* Stored data entries:
__________

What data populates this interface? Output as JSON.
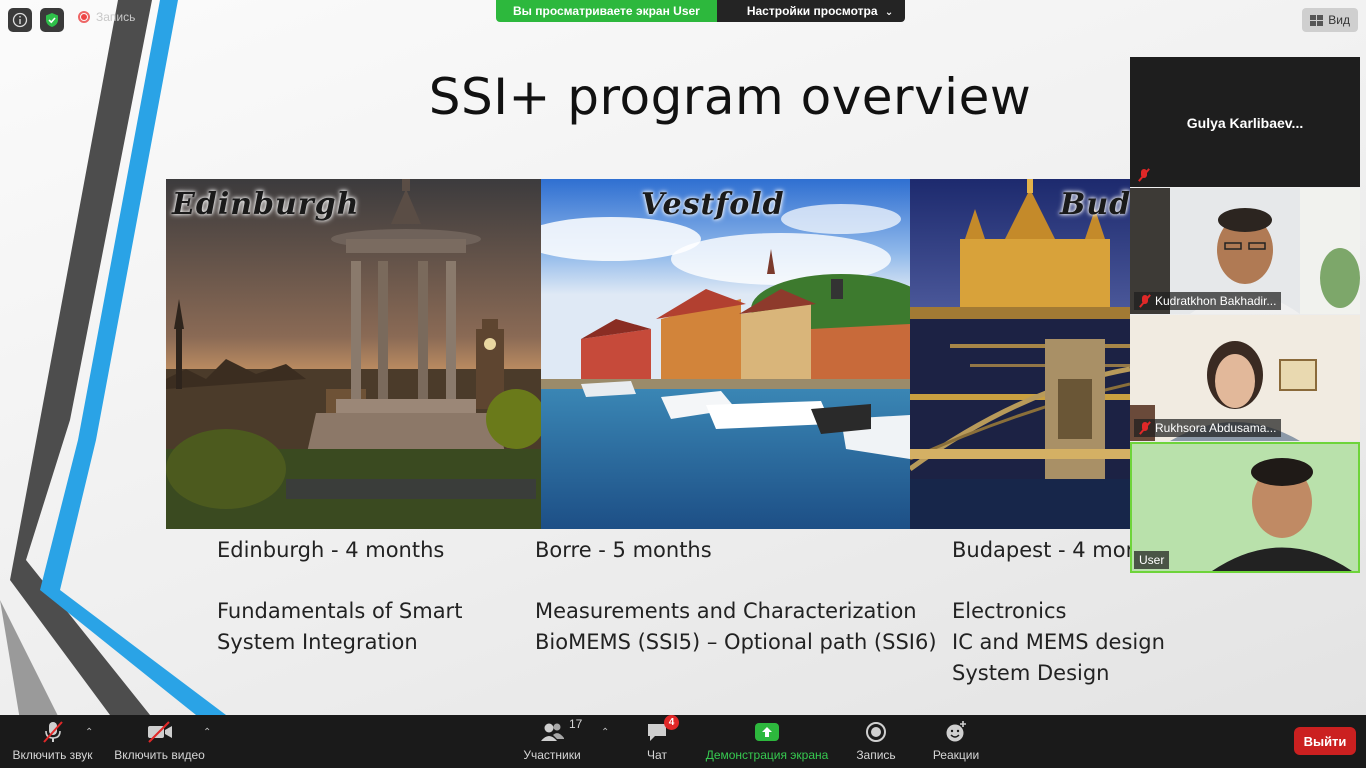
{
  "top_bar": {
    "recording_label": "Запись",
    "share_banner_text": "Вы просматриваете экран User",
    "view_options_label": "Настройки просмотра",
    "view_label": "Вид"
  },
  "slide": {
    "title": "SSI+ program overview",
    "photos": [
      {
        "caption": "Edinburgh"
      },
      {
        "caption": "Vestfold"
      },
      {
        "caption": "Bud"
      }
    ],
    "cities": [
      {
        "duration": "Edinburgh - 4 months",
        "courses": [
          "Fundamentals of Smart",
          "System Integration"
        ]
      },
      {
        "duration": "Borre - 5 months",
        "courses": [
          "Measurements and Characterization",
          "BioMEMS (SSI5) – Optional path (SSI6)"
        ]
      },
      {
        "duration": "Budapest - 4 mor",
        "courses": [
          "Electronics",
          "IC and MEMS design",
          "System Design"
        ]
      }
    ]
  },
  "participants_panel": {
    "tiles": [
      {
        "name": "Gulya  Karlibaev..."
      },
      {
        "name": "Kudratkhon Bakhadir..."
      },
      {
        "name": "Rukhsora Abdusama..."
      },
      {
        "name": "User"
      }
    ]
  },
  "toolbar": {
    "unmute_label": "Включить звук",
    "start_video_label": "Включить видео",
    "participants_label": "Участники",
    "participants_count": "17",
    "chat_label": "Чат",
    "chat_badge": "4",
    "share_screen_label": "Демонстрация экрана",
    "record_label": "Запись",
    "reactions_label": "Реакции",
    "end_label": "Выйти"
  },
  "colors": {
    "share_green": "#2db83d",
    "end_red": "#cb2020",
    "active_speaker_border": "#6ed43a"
  }
}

__________

* Exercise directions:
Transcribe the full listing above exactly, with the images removed.

* Written answer:
What data populates this interface? Output as JSON.
{
  "top_bar": {
    "recording_label": "Запись",
    "share_banner_text": "Вы просматриваете экран User",
    "view_options_label": "Настройки просмотра",
    "view_label": "Вид"
  },
  "slide": {
    "title": "SSI+ program overview",
    "photos": [
      {
        "caption": "Edinburgh"
      },
      {
        "caption": "Vestfold"
      },
      {
        "caption": "Bud"
      }
    ],
    "cities": [
      {
        "duration": "Edinburgh - 4 months",
        "courses": [
          "Fundamentals of Smart",
          "System Integration"
        ]
      },
      {
        "duration": "Borre - 5 months",
        "courses": [
          "Measurements and Characterization",
          "BioMEMS (SSI5) – Optional path (SSI6)"
        ]
      },
      {
        "duration": "Budapest - 4 mor",
        "courses": [
          "Electronics",
          "IC and MEMS design",
          "System Design"
        ]
      }
    ]
  },
  "participants_panel": {
    "tiles": [
      {
        "name": "Gulya  Karlibaev..."
      },
      {
        "name": "Kudratkhon Bakhadir..."
      },
      {
        "name": "Rukhsora Abdusama..."
      },
      {
        "name": "User"
      }
    ]
  },
  "toolbar": {
    "unmute_label": "Включить звук",
    "start_video_label": "Включить видео",
    "participants_label": "Участники",
    "participants_count": "17",
    "chat_label": "Чат",
    "chat_badge": "4",
    "share_screen_label": "Демонстрация экрана",
    "record_label": "Запись",
    "reactions_label": "Реакции",
    "end_label": "Выйти"
  },
  "colors": {
    "share_green": "#2db83d",
    "end_red": "#cb2020",
    "active_speaker_border": "#6ed43a"
  }
}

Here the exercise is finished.